Problem: Revise the lines from the one containing "List every element" through the one containing "ktick-A-2: A [564,572,576,591]", putting "enclosing box" in place of "bounding box" and leaving everything else as it is.

Data lines:
==================================================

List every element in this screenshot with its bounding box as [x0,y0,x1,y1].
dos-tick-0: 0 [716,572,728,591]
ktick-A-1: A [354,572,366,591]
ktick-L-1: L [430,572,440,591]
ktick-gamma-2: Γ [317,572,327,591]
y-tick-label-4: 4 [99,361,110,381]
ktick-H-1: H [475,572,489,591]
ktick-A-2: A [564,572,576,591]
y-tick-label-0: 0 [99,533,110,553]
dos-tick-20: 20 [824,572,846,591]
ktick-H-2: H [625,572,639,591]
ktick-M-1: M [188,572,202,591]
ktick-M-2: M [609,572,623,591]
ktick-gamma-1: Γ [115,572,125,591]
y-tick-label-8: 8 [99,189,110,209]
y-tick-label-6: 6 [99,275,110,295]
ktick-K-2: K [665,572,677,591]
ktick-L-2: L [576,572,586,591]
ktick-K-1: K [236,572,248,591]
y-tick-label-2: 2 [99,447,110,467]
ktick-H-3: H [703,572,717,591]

==================================================

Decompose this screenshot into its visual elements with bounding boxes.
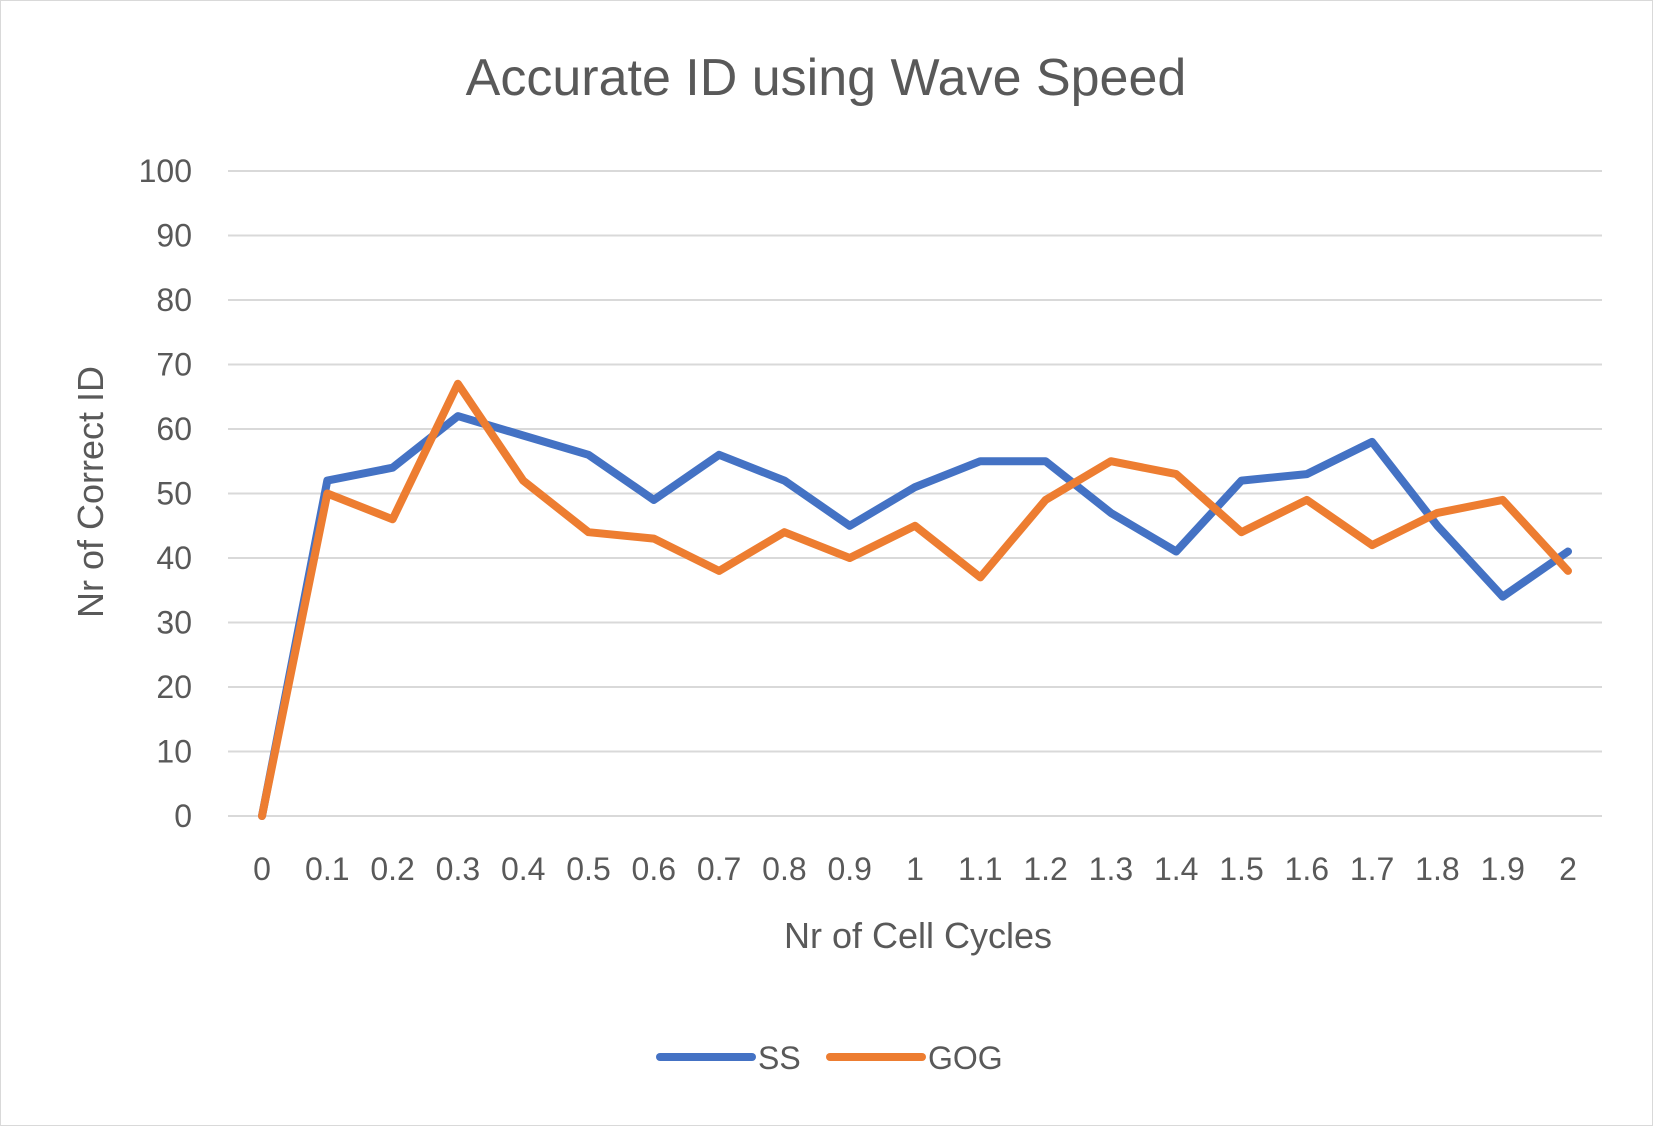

==================================================

Result for this task:
List every element in this screenshot with its enclosing box as [x0,y0,x1,y1].
dos-tick-0: 0 [716,572,728,591]
ktick-A-1: A [354,572,366,591]
ktick-L-1: L [430,572,440,591]
ktick-gamma-2: Γ [317,572,327,591]
y-tick-label-4: 4 [99,361,110,381]
ktick-H-1: H [475,572,489,591]
ktick-A-2: A [564,572,576,591]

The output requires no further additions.